● **TEXT SECTION**:

━━━━

Category Archives: Diary

Let the Wild Be the Wild.

Wild swans at sunset.

From Top:
Pic#1 – photographed late 2015 and edited and shared on VSCO onDecember 05, 2017.
Pic#2 – photographed late 2015 and uploaded to my personal FB profile on December 18, 2017.
This post is being compiled on March 07, 2022.

How time flies.

Speaking of flying…
The swans fly in each year just as the real winter sets in, around mid to late December. They leave sometime in March, and when they do I will know. How do I know that?
They talk amongst each other as they head north flying right above my room, and perhaps because of their long neck working as a horn, their voice I can hear even with my windows closed, loud like trumpets although they fly quite high above. I find it adorably humorous, and subtly so if I smiled it would be too much.

The thing about the creatures of the wild – their independence – they are not of this society. And having to settle for just observing them from distance makes me feel the particular sense of longing…just like the creative kind of longing, reaching for the almost attainable, the longing, the reaching…

I don’t want to taint this post with the latest in the local swan situation. Briefly though, the recent years’ swan feeding frenzy – with white bread of all things, seemed to have changed the wild creatures into a flock of domesticated animals, numbers doubled, waiting in shallows for next crumbs to fall on them.
(I posted a few more 2015 pics on VSCO also in 2017 – when I could still find humor in the situation. Links to the post 1 and 2.)

On a hopeful note…

While there the last time, I spotted about three swans floating away from the feeders and the flock, poised and elegant like they used to appear short 7yrs prior. White breads are like designer drug, refined, processed, chemical compounds made to lure you back into consuming more of them. Evidently they had enough power to override the natural instinct of the wild and winged, but not all were smitten, at least that afternoon. Us humans are a bit like that too.
So ironic tho, for some say the feeding brings out a sense of competition and aggressivity among swans. Again, a bit like us humans’ been thru… in any case.

Swans would make the perfect catalyst; after all they are the ones who know how to find the way.

Wild swan at sunset.

Published: March 08, 2022 at 02:08. Better get to bed.

━━━━

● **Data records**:
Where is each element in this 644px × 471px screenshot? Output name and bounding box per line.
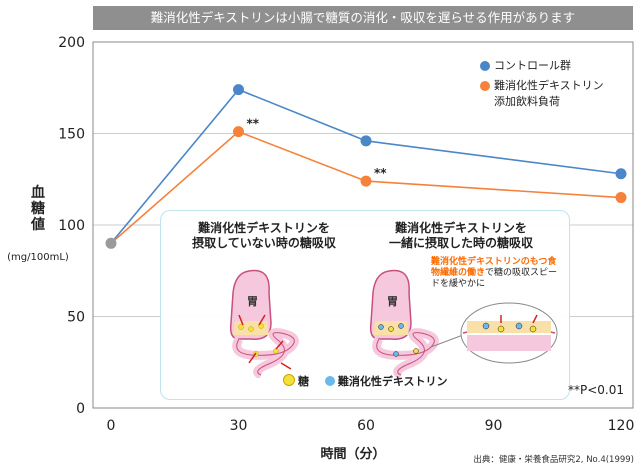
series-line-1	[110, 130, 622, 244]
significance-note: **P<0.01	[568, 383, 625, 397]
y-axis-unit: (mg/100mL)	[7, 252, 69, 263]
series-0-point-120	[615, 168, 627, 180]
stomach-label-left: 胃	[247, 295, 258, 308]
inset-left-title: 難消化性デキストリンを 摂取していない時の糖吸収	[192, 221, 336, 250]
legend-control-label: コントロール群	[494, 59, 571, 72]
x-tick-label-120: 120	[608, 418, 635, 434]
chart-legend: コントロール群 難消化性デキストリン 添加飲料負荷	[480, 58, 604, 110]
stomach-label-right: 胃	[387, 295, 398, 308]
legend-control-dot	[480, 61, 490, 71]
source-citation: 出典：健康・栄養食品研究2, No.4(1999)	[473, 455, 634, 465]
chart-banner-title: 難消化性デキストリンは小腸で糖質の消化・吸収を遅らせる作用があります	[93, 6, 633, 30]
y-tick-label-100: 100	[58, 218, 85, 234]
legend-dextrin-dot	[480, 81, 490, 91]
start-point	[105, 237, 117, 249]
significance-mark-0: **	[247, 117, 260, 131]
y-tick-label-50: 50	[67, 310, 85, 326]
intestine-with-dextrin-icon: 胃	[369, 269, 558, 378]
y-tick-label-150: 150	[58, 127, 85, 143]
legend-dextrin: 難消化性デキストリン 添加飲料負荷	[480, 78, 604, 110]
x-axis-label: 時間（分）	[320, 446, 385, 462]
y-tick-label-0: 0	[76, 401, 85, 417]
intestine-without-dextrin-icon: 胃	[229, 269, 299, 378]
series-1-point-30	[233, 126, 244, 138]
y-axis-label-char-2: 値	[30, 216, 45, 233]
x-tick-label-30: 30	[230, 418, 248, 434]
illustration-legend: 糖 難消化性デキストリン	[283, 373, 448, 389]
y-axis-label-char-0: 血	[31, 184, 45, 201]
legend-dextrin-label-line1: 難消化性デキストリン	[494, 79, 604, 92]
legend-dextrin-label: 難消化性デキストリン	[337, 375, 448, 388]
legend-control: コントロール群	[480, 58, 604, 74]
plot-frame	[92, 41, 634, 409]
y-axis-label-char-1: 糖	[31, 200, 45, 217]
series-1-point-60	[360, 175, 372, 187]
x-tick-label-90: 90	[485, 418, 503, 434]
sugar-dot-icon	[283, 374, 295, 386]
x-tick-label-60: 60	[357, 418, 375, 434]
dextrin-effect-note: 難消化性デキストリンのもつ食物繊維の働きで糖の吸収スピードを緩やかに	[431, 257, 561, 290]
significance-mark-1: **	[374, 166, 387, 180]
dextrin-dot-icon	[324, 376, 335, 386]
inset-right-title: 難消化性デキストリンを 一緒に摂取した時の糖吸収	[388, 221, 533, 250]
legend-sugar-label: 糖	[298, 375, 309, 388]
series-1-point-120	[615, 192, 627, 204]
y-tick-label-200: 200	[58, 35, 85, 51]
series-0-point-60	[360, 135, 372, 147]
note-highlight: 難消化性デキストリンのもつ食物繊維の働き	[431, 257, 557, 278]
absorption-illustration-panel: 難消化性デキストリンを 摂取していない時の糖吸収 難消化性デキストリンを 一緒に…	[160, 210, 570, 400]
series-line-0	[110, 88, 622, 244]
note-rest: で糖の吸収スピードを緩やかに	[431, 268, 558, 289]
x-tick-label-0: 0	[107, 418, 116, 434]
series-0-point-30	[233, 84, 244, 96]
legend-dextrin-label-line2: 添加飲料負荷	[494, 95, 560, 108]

━━━━

● **DIRECTIVES**:
a. According to the diary entry about the wild swans, at what time of year do the swans arrive?
b. Write what comes next in the diary entry about the wild swans, beginning after its final line.
These data records have no connection to the diary entry about the wild swans.

● **THE RESULTS**:
a. They arrive as the real winter sets in, around mid to late December.

b.
Edited: March 09, 2022 – added a paragraph after “hopeful note” – doubling down on hope.

Sea Sip Solo.

Evidently, I do this a lot. The “operation guerrilla cafe” (OGC hereafter).
That is, to bring my beverage to the location of the day, of my choice. Strictly solo.

Why, join me, come along for a virtual tour of Cafe Solitude.

(Beneath each photo is the time photographed / social post details.)

Picnic scene at sunset shore.
2019.07.31 at 18:55 / VSCO on 2020.04.19. The color of sunset was actually that pink.

A folding stool on concrete under blue sky.
2017.10.03 at 15:27 / VSCO on 2017.10.03.

A coffee cup placed at water front.
2017.11.11 at 12:16 / VSCO on 2017.11.11.

A coffee cup on a marine bollard at a port.
2017.11.05 at 15:06 / VSCO on 2022.12.06.

Harbor view with a folding stool under bright orange sunset.
2018.07.13 at 19:14 / IG story fall 2022.

Many had asked, “why so solo, lonely lady?” 
Well, let me tell you you inquisitive lot. These are one of the most un-lonely times I’ve ever spent in my life.
 Ever felt “lonely in a crowd”? On the wrong planet?? Imagine the absolute opposite.

(In facto, the question always made me a little sad; if being alone with yourself means “lonely”…)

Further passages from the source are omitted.